What you have to do:
Each entry below is to be written out exactly, and the pictures are to be left out.

======== Extracted information ========

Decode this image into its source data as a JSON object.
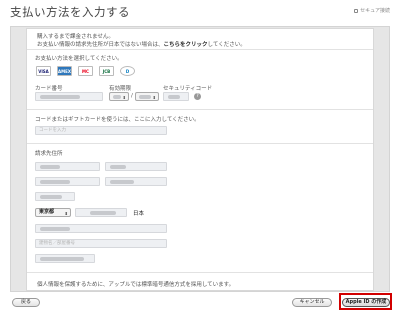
{
  "header": {
    "title": "支払い方法を入力する",
    "secure_label": "セキュア接続"
  },
  "notice": {
    "line1": "購入するまで課金されません。",
    "line2_pre": "お支払い情報の請求先住所が日本ではない場合は、",
    "line2_link": "こちらをクリック",
    "line2_post": "してください。"
  },
  "payment": {
    "select_label": "お支払い方法を選択してください。",
    "cards": [
      {
        "label": "VISA",
        "color": "#1a1f71"
      },
      {
        "label": "AMEX",
        "color": "#2e77bb"
      },
      {
        "label": "MC",
        "color": "#eb001b"
      },
      {
        "label": "JCB",
        "color": "#0b6b3a"
      },
      {
        "label": "D",
        "color": "#0079be"
      }
    ],
    "card_number_label": "カード番号",
    "expiry_label": "有効期限",
    "security_code_label": "セキュリティコード",
    "expiry_separator": "/"
  },
  "gift": {
    "label": "コードまたはギフトカードを使うには、ここに入力してください。",
    "placeholder": "コードを入力"
  },
  "billing": {
    "label": "請求先住所",
    "prefecture": "東京都",
    "country": "日本",
    "building_placeholder": "建物名／部屋番号"
  },
  "footer": {
    "privacy_note": "個人情報を保護するために、アップルでは標準暗号通信方式を採用しています。"
  },
  "buttons": {
    "back": "戻る",
    "cancel": "キャンセル",
    "create": "Apple ID の作成"
  },
  "colors": {
    "highlight": "#d20000"
  }
}
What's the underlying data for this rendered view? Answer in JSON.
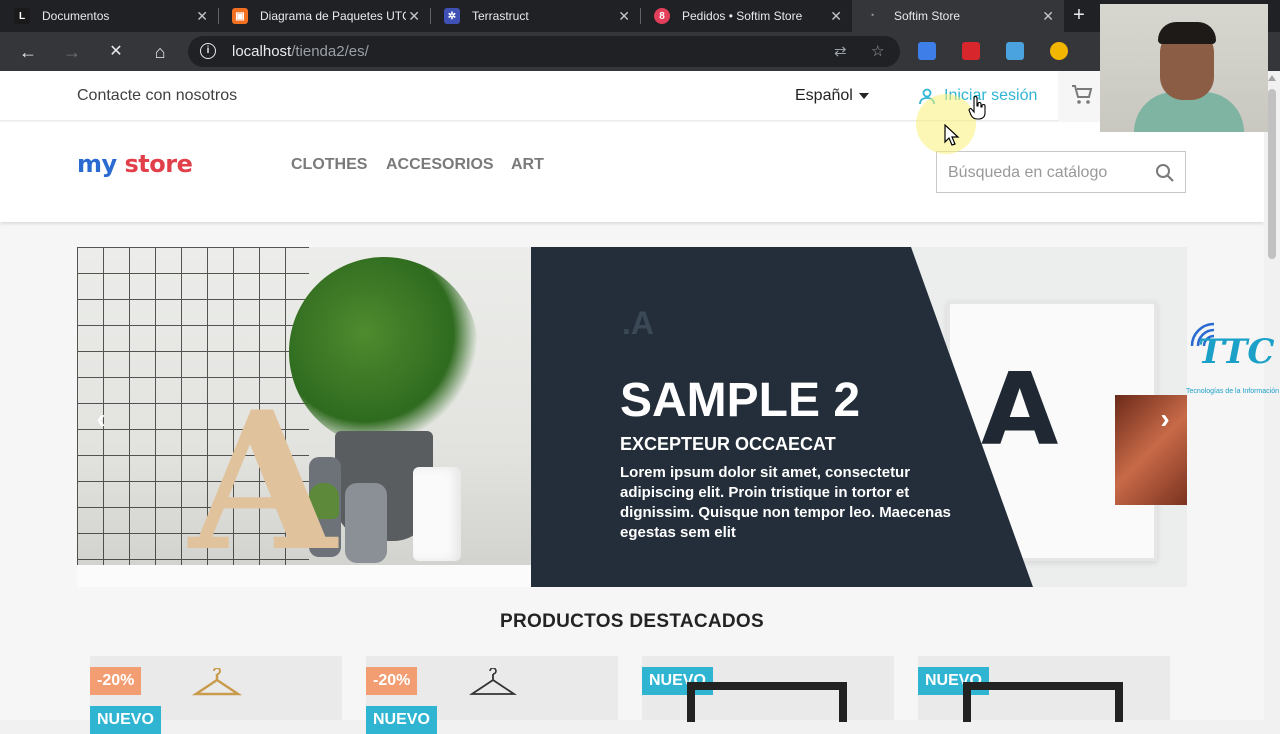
{
  "browser": {
    "tabs": [
      {
        "title": "Documentos",
        "favicon": "L",
        "favicon_color": "#1a1a1a"
      },
      {
        "title": "Diagrama de Paquetes UTC",
        "favicon": "▣",
        "favicon_color": "#f37021"
      },
      {
        "title": "Terrastruct",
        "favicon": "✲",
        "favicon_color": "#3f51b5"
      },
      {
        "title": "Pedidos • Softim Store",
        "favicon": "8",
        "favicon_color": "#e43f5a"
      },
      {
        "title": "Softim Store",
        "favicon": "",
        "favicon_color": "#35363a"
      }
    ],
    "url_host": "localhost",
    "url_path": "/tienda2/es/"
  },
  "store": {
    "contact": "Contacte con nosotros",
    "language": "Español",
    "signin": "Iniciar sesión",
    "logo_my": "my",
    "logo_store": "store",
    "menu": [
      "CLOTHES",
      "ACCESORIOS",
      "ART"
    ],
    "search_placeholder": "Búsqueda en catálogo",
    "slide": {
      "title": "SAMPLE 2",
      "subtitle": "EXCEPTEUR OCCAECAT",
      "text": "Lorem ipsum dolor sit amet, consectetur adipiscing elit. Proin tristique in tortor et dignissim. Quisque non tempor leo. Maecenas egestas sem elit"
    },
    "featured_title": "PRODUCTOS DESTACADOS",
    "products": [
      {
        "badge": "-20%",
        "badge2": "NUEVO"
      },
      {
        "badge": "-20%",
        "badge2": "NUEVO"
      },
      {
        "badge": "NUEVO"
      },
      {
        "badge": "NUEVO"
      }
    ]
  },
  "overlay": {
    "ttc_caption": "Tecnologías de la Información"
  },
  "colors": {
    "accent": "#2fb5d2",
    "discount": "#f39d72",
    "slide_dark": "#232e3a"
  }
}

========

Response to this exercise:
Decode this image into its source data as a JSON object.
{
  "header": {
    "title": "支払い方法を入力する",
    "secure_label": "セキュア接続"
  },
  "notice": {
    "line1": "購入するまで課金されません。",
    "line2_pre": "お支払い情報の請求先住所が日本ではない場合は、",
    "line2_link": "こちらをクリック",
    "line2_post": "してください。"
  },
  "payment": {
    "select_label": "お支払い方法を選択してください。",
    "cards": [
      {
        "label": "VISA",
        "color": "#1a1f71"
      },
      {
        "label": "AMEX",
        "color": "#2e77bb"
      },
      {
        "label": "MC",
        "color": "#eb001b"
      },
      {
        "label": "JCB",
        "color": "#0b6b3a"
      },
      {
        "label": "D",
        "color": "#0079be"
      }
    ],
    "card_number_label": "カード番号",
    "expiry_label": "有効期限",
    "security_code_label": "セキュリティコード",
    "expiry_separator": "/"
  },
  "gift": {
    "label": "コードまたはギフトカードを使うには、ここに入力してください。",
    "placeholder": "コードを入力"
  },
  "billing": {
    "label": "請求先住所",
    "prefecture": "東京都",
    "country": "日本",
    "building_placeholder": "建物名／部屋番号"
  },
  "footer": {
    "privacy_note": "個人情報を保護するために、アップルでは標準暗号通信方式を採用しています。"
  },
  "buttons": {
    "back": "戻る",
    "cancel": "キャンセル",
    "create": "Apple ID の作成"
  },
  "colors": {
    "highlight": "#d20000"
  }
}
What's the underlying data for this rendered view? Answer in JSON.
{
  "browser": {
    "tabs": [
      {
        "title": "Documentos",
        "favicon": "L",
        "favicon_color": "#1a1a1a"
      },
      {
        "title": "Diagrama de Paquetes UTC",
        "favicon": "▣",
        "favicon_color": "#f37021"
      },
      {
        "title": "Terrastruct",
        "favicon": "✲",
        "favicon_color": "#3f51b5"
      },
      {
        "title": "Pedidos • Softim Store",
        "favicon": "8",
        "favicon_color": "#e43f5a"
      },
      {
        "title": "Softim Store",
        "favicon": "",
        "favicon_color": "#35363a"
      }
    ],
    "url_host": "localhost",
    "url_path": "/tienda2/es/"
  },
  "store": {
    "contact": "Contacte con nosotros",
    "language": "Español",
    "signin": "Iniciar sesión",
    "logo_my": "my",
    "logo_store": "store",
    "menu": [
      "CLOTHES",
      "ACCESORIOS",
      "ART"
    ],
    "search_placeholder": "Búsqueda en catálogo",
    "slide": {
      "title": "SAMPLE 2",
      "subtitle": "EXCEPTEUR OCCAECAT",
      "text": "Lorem ipsum dolor sit amet, consectetur adipiscing elit. Proin tristique in tortor et dignissim. Quisque non tempor leo. Maecenas egestas sem elit"
    },
    "featured_title": "PRODUCTOS DESTACADOS",
    "products": [
      {
        "badge": "-20%",
        "badge2": "NUEVO"
      },
      {
        "badge": "-20%",
        "badge2": "NUEVO"
      },
      {
        "badge": "NUEVO"
      },
      {
        "badge": "NUEVO"
      }
    ]
  },
  "overlay": {
    "ttc_caption": "Tecnologías de la Información"
  },
  "colors": {
    "accent": "#2fb5d2",
    "discount": "#f39d72",
    "slide_dark": "#232e3a"
  }
}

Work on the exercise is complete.